§ **YOUR TASK**: Skip the images and return the records below exactly.

§ **RECORDED INFORMATION**:
==*==
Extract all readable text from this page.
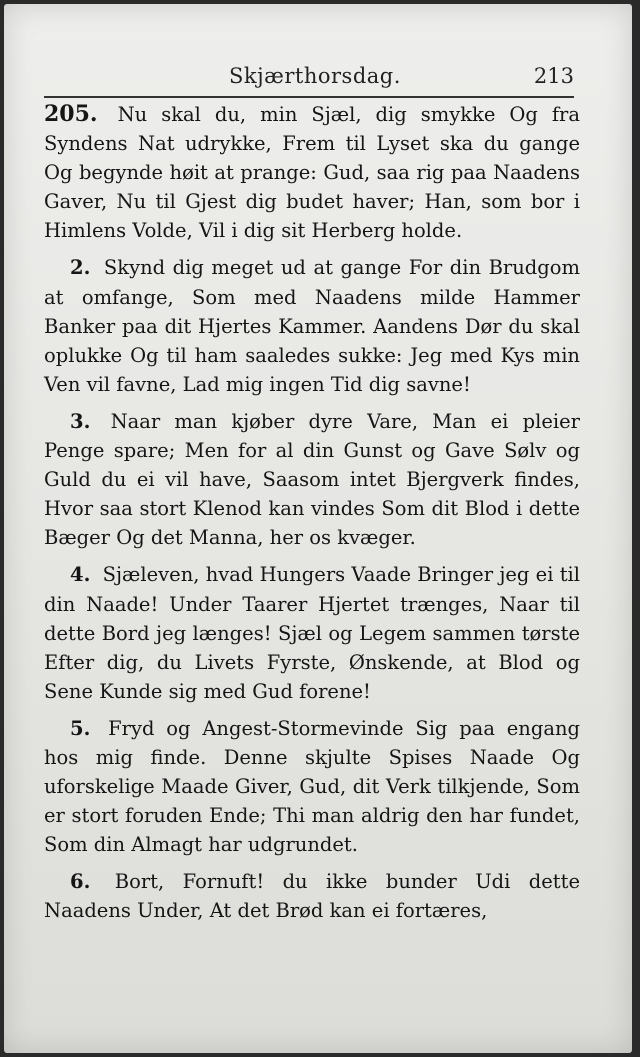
Skjærthorsdag.	213

205. Nu skal du, min Sjæl, dig smykke Og fra Syndens Nat udrykke, Frem til Lyset ska du gange Og begynde høit at prange: Gud, saa rig paa Naadens Gaver, Nu til Gjest dig budet haver; Han, som bor i Himlens Volde, Vil i dig sit Herberg holde.

2. Skynd dig meget ud at gange For din Brudgom at omfange, Som med Naadens milde Hammer Banker paa dit Hjertes Kammer. Aandens Dør du skal oplukke Og til ham saaledes sukke: Jeg med Kys min Ven vil favne, Lad mig ingen Tid dig savne!

3. Naar man kjøber dyre Vare, Man ei pleier Penge spare; Men for al din Gunst og Gave Sølv og Guld du ei vil have, Saasom intet Bjergverk findes, Hvor saa stort Klenod kan vindes Som dit Blod i dette Bæger Og det Manna, her os kvæger.

4. Sjæleven, hvad Hungers Vaade Bringer jeg ei til din Naade! Under Taarer Hjertet trænges, Naar til dette Bord jeg længes! Sjæl og Legem sammen tørste Efter dig, du Livets Fyrste, Ønskende, at Blod og Sene Kunde sig med Gud forene!

5. Fryd og Angest-Stormevinde Sig paa engang hos mig finde. Denne skjulte Spises Naade Og uforskelige Maade Giver, Gud, dit Verk tilkjende, Som er stort foruden Ende; Thi man aldrig den har fundet, Som din Almagt har udgrundet.

6. Bort, Fornuft! du ikke bunder Udi dette Naadens Under, At det Brød kan ei fortæres,
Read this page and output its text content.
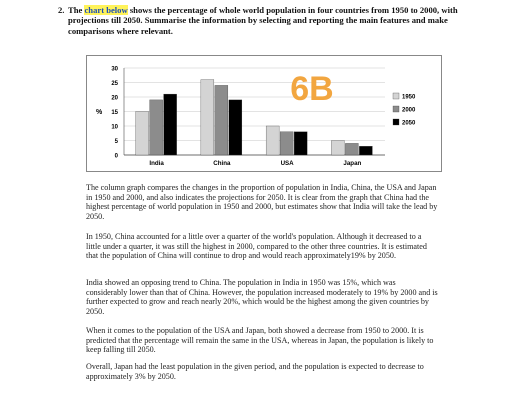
2. The chart below shows the percentage of whole world population in four countries from 1950 to 2000, with projections till 2050. Summarise the information by selecting and reporting the main features and make comparisons where relevant.
0
5
10
15
20
25
30
%
India	China	USA	Japan
6B	1950
2000
2050
The column graph compares the changes in the proportion of population in India, China, the USA and Japan in 1950 and 2000, and also indicates the projections for 2050. It is clear from the graph that China had the highest percentage of world population in 1950 and 2000, but estimates show that India will take the lead by 2050.
In 1950, China accounted for a little over a quarter of the world's population. Although it decreased to a little under a quarter, it was still the highest in 2000, compared to the other three countries. It is estimated that the population of China will continue to drop and would reach approximately19% by 2050.
India showed an opposing trend to China. The population in India in 1950 was 15%, which was considerably lower than that of China. However, the population increased moderately to 19% by 2000 and is further expected to grow and reach nearly 20%, which would be the highest among the given countries by 2050.
When it comes to the population of the USA and Japan, both showed a decrease from 1950 to 2000. It is predicted that the percentage will remain the same in the USA, whereas in Japan, the population is likely to keep falling till 2050.
Overall, Japan had the least population in the given period, and the population is expected to decrease to approximately 3% by 2050.
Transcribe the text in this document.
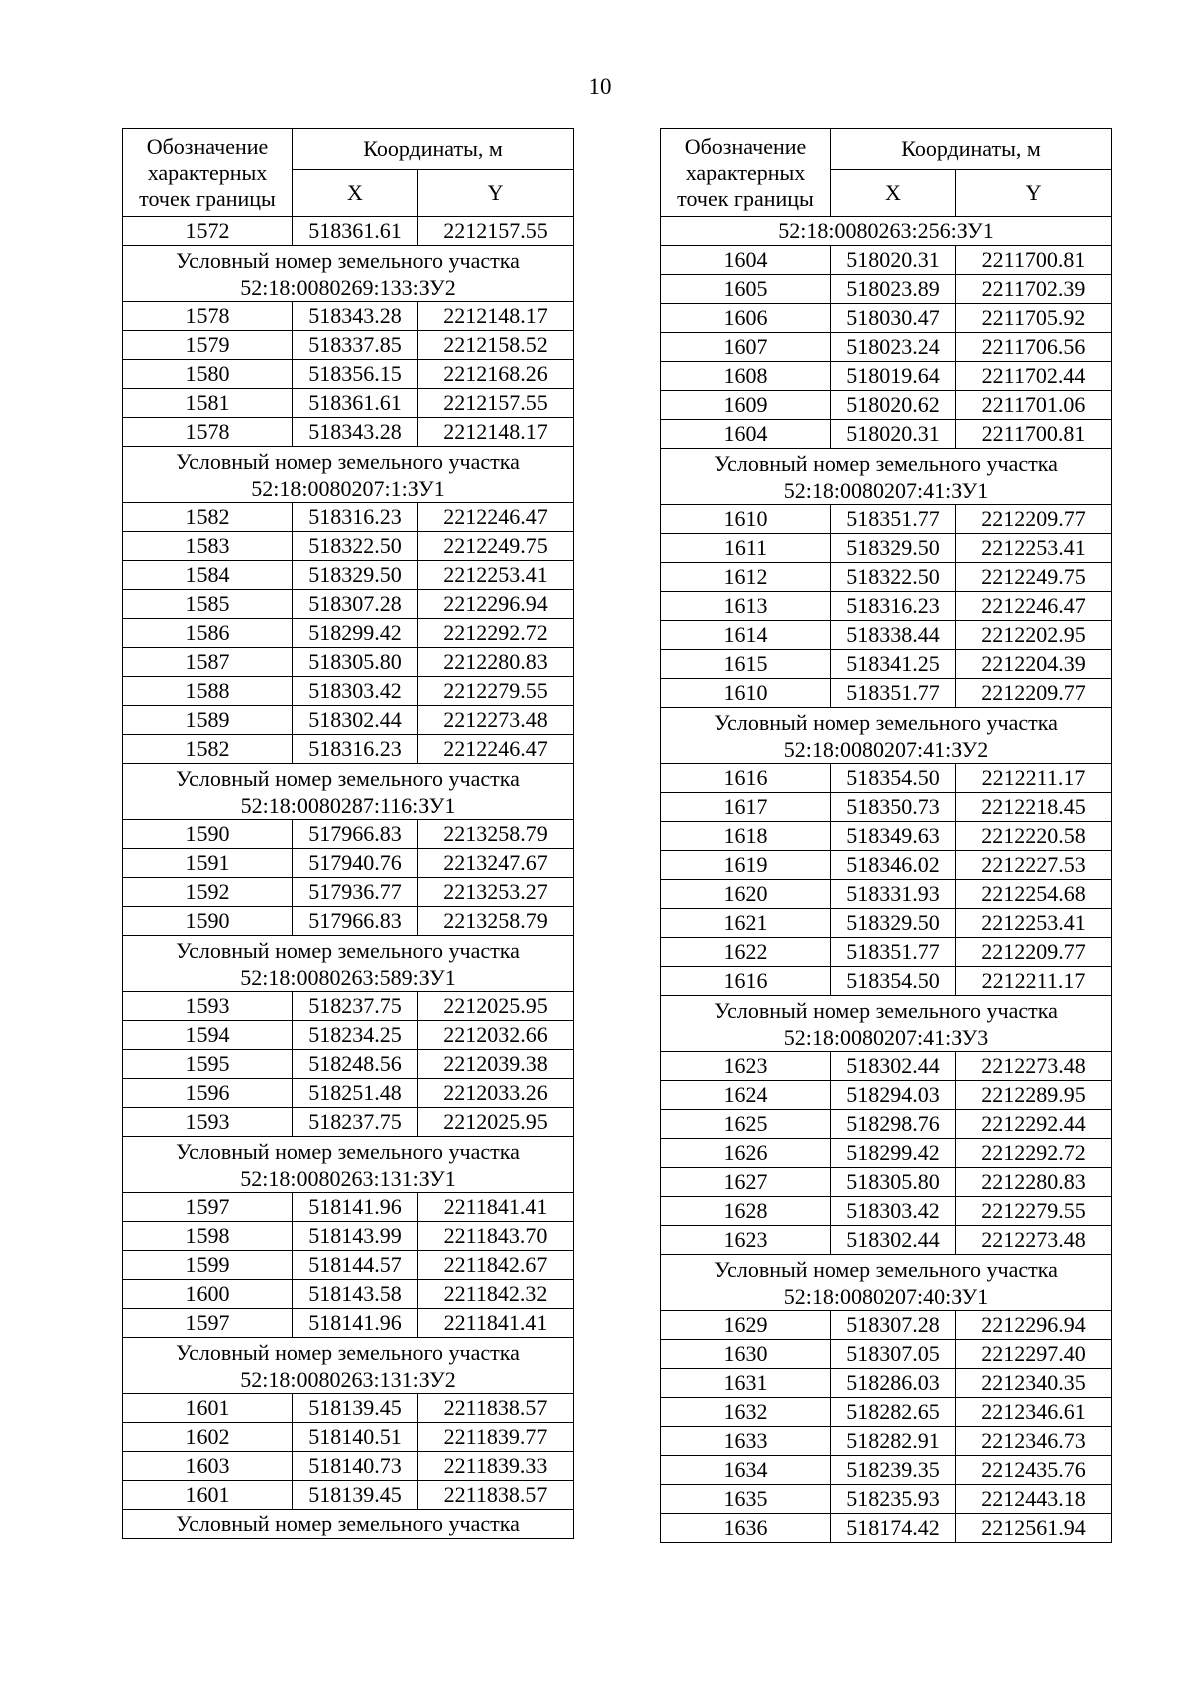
10
Обозначение характерных точек границы	Координаты, м	
	X	Y
1572	518361.61	2212157.55

Условный номер земельного участка
52:18:0080269:133:ЗУ2		

1578	518343.28	2212148.17
1579	518337.85	2212158.52
1580	518356.15	2212168.26
1581	518361.61	2212157.55
1578	518343.28	2212148.17

Условный номер земельного участка
52:18:0080207:1:ЗУ1		

1582	518316.23	2212246.47
1583	518322.50	2212249.75
1584	518329.50	2212253.41
1585	518307.28	2212296.94
1586	518299.42	2212292.72
1587	518305.80	2212280.83
1588	518303.42	2212279.55
1589	518302.44	2212273.48
1582	518316.23	2212246.47

Условный номер земельного участка
52:18:0080287:116:ЗУ1		

1590	517966.83	2213258.79
1591	517940.76	2213247.67
1592	517936.77	2213253.27
1590	517966.83	2213258.79

Условный номер земельного участка
52:18:0080263:589:ЗУ1		

1593	518237.75	2212025.95
1594	518234.25	2212032.66
1595	518248.56	2212039.38
1596	518251.48	2212033.26
1593	518237.75	2212025.95

Условный номер земельного участка
52:18:0080263:131:ЗУ1		

1597	518141.96	2211841.41
1598	518143.99	2211843.70
1599	518144.57	2211842.67
1600	518143.58	2211842.32
1597	518141.96	2211841.41

Условный номер земельного участка
52:18:0080263:131:ЗУ2		

1601	518139.45	2211838.57
1602	518140.51	2211839.77
1603	518140.73	2211839.33
1601	518139.45	2211838.57

Условный номер земельного участка		
Обозначение характерных точек границы	Координаты, м	
	X	Y

52:18:0080263:256:ЗУ1		

1604	518020.31	2211700.81
1605	518023.89	2211702.39
1606	518030.47	2211705.92
1607	518023.24	2211706.56
1608	518019.64	2211702.44
1609	518020.62	2211701.06
1604	518020.31	2211700.81

Условный номер земельного участка
52:18:0080207:41:ЗУ1		

1610	518351.77	2212209.77
1611	518329.50	2212253.41
1612	518322.50	2212249.75
1613	518316.23	2212246.47
1614	518338.44	2212202.95
1615	518341.25	2212204.39
1610	518351.77	2212209.77

Условный номер земельного участка
52:18:0080207:41:ЗУ2		

1616	518354.50	2212211.17
1617	518350.73	2212218.45
1618	518349.63	2212220.58
1619	518346.02	2212227.53
1620	518331.93	2212254.68
1621	518329.50	2212253.41
1622	518351.77	2212209.77
1616	518354.50	2212211.17

Условный номер земельного участка
52:18:0080207:41:ЗУ3		

1623	518302.44	2212273.48
1624	518294.03	2212289.95
1625	518298.76	2212292.44
1626	518299.42	2212292.72
1627	518305.80	2212280.83
1628	518303.42	2212279.55
1623	518302.44	2212273.48

Условный номер земельного участка
52:18:0080207:40:ЗУ1		

1629	518307.28	2212296.94
1630	518307.05	2212297.40
1631	518286.03	2212340.35
1632	518282.65	2212346.61
1633	518282.91	2212346.73
1634	518239.35	2212435.76
1635	518235.93	2212443.18
1636	518174.42	2212561.94
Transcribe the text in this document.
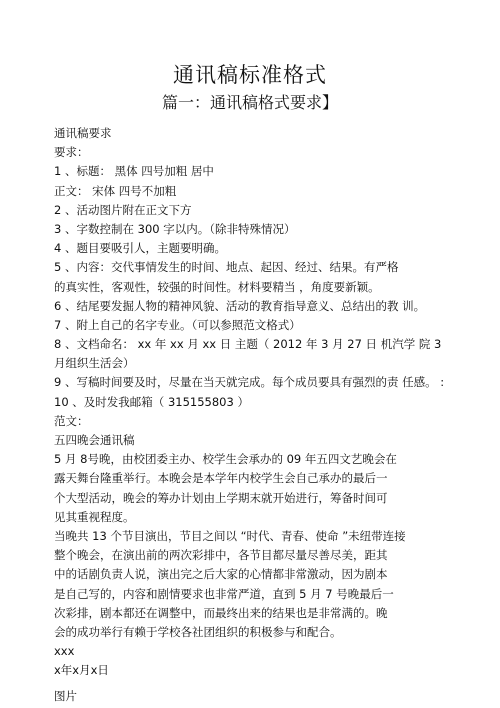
通讯稿标准格式
篇一：通讯稿格式要求】
通讯稿要求
要求：
1 、标题： 黑体 四号加粗 居中
正文： 宋体 四号不加粗
2 、活动图片附在正文下方
3 、字数控制在 300 字以内。（除非特殊情况）
4 、题目要吸引人，主题要明确。
5 、内容：交代事情发生的时间、地点、起因、经过、结果。有严格
的真实性，客观性，较强的时间性。材料要精当 ，角度要新颖。
6 、结尾要发掘人物的精神风貌、活动的教育指导意义、总结出的教 训。
7 、附上自己的名字专业。（可以参照范文格式）
8 、文档命名： xx 年 xx 月 xx 日 主题（ 2012 年 3 月 27 日 机汽学 院 3
月组织生活会）
9 、写稿时间要及时，尽量在当天就完成。每个成员要具有强烈的责 任感。 :
10 、及时发我邮箱（ 315155803 ）
范文：
五四晚会通讯稿
5 月 8号晚，由校团委主办、校学生会承办的 09 年五四文艺晚会在
露天舞台隆重举行。本晚会是本学年内校学生会自己承办的最后一
个大型活动，晚会的筹办计划由上学期末就开始进行，筹备时间可
见其重视程度。
当晚共 13 个节目演出，节目之间以 “时代、青春、使命 ”未纽带连接
整个晚会，在演出前的两次彩排中，各节目都尽量尽善尽美，距其
中的话剧负责人说，演出完之后大家的心情都非常激动，因为剧本
是自己写的，内容和剧情要求也非常严道，直到 5 月 7 号晚最后一
次彩排，剧本都还在调整中，而最终出来的结果也是非常满的。晚
会的成功举行有赖于学校各社团组织的积极参与和配合。
xxx
x年x月x日
图片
==*==
§ **FULL OUTPUT**:
Extract all readable text from this page.
Skjærthorsdag.	213

205. Nu skal du, min Sjæl, dig smykke Og fra Syndens Nat udrykke, Frem til Lyset ska du gange Og begynde høit at prange: Gud, saa rig paa Naadens Gaver, Nu til Gjest dig budet haver; Han, som bor i Himlens Volde, Vil i dig sit Herberg holde.

2. Skynd dig meget ud at gange For din Brudgom at omfange, Som med Naadens milde Hammer Banker paa dit Hjertes Kammer. Aandens Dør du skal oplukke Og til ham saaledes sukke: Jeg med Kys min Ven vil favne, Lad mig ingen Tid dig savne!

3. Naar man kjøber dyre Vare, Man ei pleier Penge spare; Men for al din Gunst og Gave Sølv og Guld du ei vil have, Saasom intet Bjergverk findes, Hvor saa stort Klenod kan vindes Som dit Blod i dette Bæger Og det Manna, her os kvæger.

4. Sjæleven, hvad Hungers Vaade Bringer jeg ei til din Naade! Under Taarer Hjertet trænges, Naar til dette Bord jeg længes! Sjæl og Legem sammen tørste Efter dig, du Livets Fyrste, Ønskende, at Blod og Sene Kunde sig med Gud forene!

5. Fryd og Angest-Stormevinde Sig paa engang hos mig finde. Denne skjulte Spises Naade Og uforskelige Maade Giver, Gud, dit Verk tilkjende, Som er stort foruden Ende; Thi man aldrig den har fundet, Som din Almagt har udgrundet.

6. Bort, Fornuft! du ikke bunder Udi dette Naadens Under, At det Brød kan ei fortæres,
Read this page and output its text content.
2. The chart below shows the percentage of whole world population in four countries from 1950 to 2000, with projections till 2050. Summarise the information by selecting and reporting the main features and make comparisons where relevant.
0
5
10
15
20
25
30
%
India	China	USA	Japan
6B	1950
2000
2050
The column graph compares the changes in the proportion of population in India, China, the USA and Japan in 1950 and 2000, and also indicates the projections for 2050. It is clear from the graph that China had the highest percentage of world population in 1950 and 2000, but estimates show that India will take the lead by 2050.
In 1950, China accounted for a little over a quarter of the world's population. Although it decreased to a little under a quarter, it was still the highest in 2000, compared to the other three countries. It is estimated that the population of China will continue to drop and would reach approximately19% by 2050.
India showed an opposing trend to China. The population in India in 1950 was 15%, which was considerably lower than that of China. However, the population increased moderately to 19% by 2000 and is further expected to grow and reach nearly 20%, which would be the highest among the given countries by 2050.
When it comes to the population of the USA and Japan, both showed a decrease from 1950 to 2000. It is predicted that the percentage will remain the same in the USA, whereas in Japan, the population is likely to keep falling till 2050.
Overall, Japan had the least population in the given period, and the population is expected to decrease to approximately 3% by 2050.
Transcribe the text in this document.
10
Обозначение характерных точек границы	Координаты, м	
	X	Y
1572	518361.61	2212157.55

Условный номер земельного участка
52:18:0080269:133:ЗУ2		

1578	518343.28	2212148.17
1579	518337.85	2212158.52
1580	518356.15	2212168.26
1581	518361.61	2212157.55
1578	518343.28	2212148.17

Условный номер земельного участка
52:18:0080207:1:ЗУ1		

1582	518316.23	2212246.47
1583	518322.50	2212249.75
1584	518329.50	2212253.41
1585	518307.28	2212296.94
1586	518299.42	2212292.72
1587	518305.80	2212280.83
1588	518303.42	2212279.55
1589	518302.44	2212273.48
1582	518316.23	2212246.47

Условный номер земельного участка
52:18:0080287:116:ЗУ1		

1590	517966.83	2213258.79
1591	517940.76	2213247.67
1592	517936.77	2213253.27
1590	517966.83	2213258.79

Условный номер земельного участка
52:18:0080263:589:ЗУ1		

1593	518237.75	2212025.95
1594	518234.25	2212032.66
1595	518248.56	2212039.38
1596	518251.48	2212033.26
1593	518237.75	2212025.95

Условный номер земельного участка
52:18:0080263:131:ЗУ1		

1597	518141.96	2211841.41
1598	518143.99	2211843.70
1599	518144.57	2211842.67
1600	518143.58	2211842.32
1597	518141.96	2211841.41

Условный номер земельного участка
52:18:0080263:131:ЗУ2		

1601	518139.45	2211838.57
1602	518140.51	2211839.77
1603	518140.73	2211839.33
1601	518139.45	2211838.57

Условный номер земельного участка		
Обозначение характерных точек границы	Координаты, м	
	X	Y

52:18:0080263:256:ЗУ1		

1604	518020.31	2211700.81
1605	518023.89	2211702.39
1606	518030.47	2211705.92
1607	518023.24	2211706.56
1608	518019.64	2211702.44
1609	518020.62	2211701.06
1604	518020.31	2211700.81

Условный номер земельного участка
52:18:0080207:41:ЗУ1		

1610	518351.77	2212209.77
1611	518329.50	2212253.41
1612	518322.50	2212249.75
1613	518316.23	2212246.47
1614	518338.44	2212202.95
1615	518341.25	2212204.39
1610	518351.77	2212209.77

Условный номер земельного участка
52:18:0080207:41:ЗУ2		

1616	518354.50	2212211.17
1617	518350.73	2212218.45
1618	518349.63	2212220.58
1619	518346.02	2212227.53
1620	518331.93	2212254.68
1621	518329.50	2212253.41
1622	518351.77	2212209.77
1616	518354.50	2212211.17

Условный номер земельного участка
52:18:0080207:41:ЗУ3		

1623	518302.44	2212273.48
1624	518294.03	2212289.95
1625	518298.76	2212292.44
1626	518299.42	2212292.72
1627	518305.80	2212280.83
1628	518303.42	2212279.55
1623	518302.44	2212273.48

Условный номер земельного участка
52:18:0080207:40:ЗУ1		

1629	518307.28	2212296.94
1630	518307.05	2212297.40
1631	518286.03	2212340.35
1632	518282.65	2212346.61
1633	518282.91	2212346.73
1634	518239.35	2212435.76
1635	518235.93	2212443.18
1636	518174.42	2212561.94
Transcribe the text in this document.
通讯稿标准格式
篇一：通讯稿格式要求】
通讯稿要求
要求：
1 、标题： 黑体 四号加粗 居中
正文： 宋体 四号不加粗
2 、活动图片附在正文下方
3 、字数控制在 300 字以内。（除非特殊情况）
4 、题目要吸引人，主题要明确。
5 、内容：交代事情发生的时间、地点、起因、经过、结果。有严格
的真实性，客观性，较强的时间性。材料要精当 ，角度要新颖。
6 、结尾要发掘人物的精神风貌、活动的教育指导意义、总结出的教 训。
7 、附上自己的名字专业。（可以参照范文格式）
8 、文档命名： xx 年 xx 月 xx 日 主题（ 2012 年 3 月 27 日 机汽学 院 3
月组织生活会）
9 、写稿时间要及时，尽量在当天就完成。每个成员要具有强烈的责 任感。 :
10 、及时发我邮箱（ 315155803 ）
范文：
五四晚会通讯稿
5 月 8号晚，由校团委主办、校学生会承办的 09 年五四文艺晚会在
露天舞台隆重举行。本晚会是本学年内校学生会自己承办的最后一
个大型活动，晚会的筹办计划由上学期末就开始进行，筹备时间可
见其重视程度。
当晚共 13 个节目演出，节目之间以 “时代、青春、使命 ”未纽带连接
整个晚会，在演出前的两次彩排中，各节目都尽量尽善尽美，距其
中的话剧负责人说，演出完之后大家的心情都非常激动，因为剧本
是自己写的，内容和剧情要求也非常严道，直到 5 月 7 号晚最后一
次彩排，剧本都还在调整中，而最终出来的结果也是非常满的。晚
会的成功举行有赖于学校各社团组织的积极参与和配合。
xxx
x年x月x日
图片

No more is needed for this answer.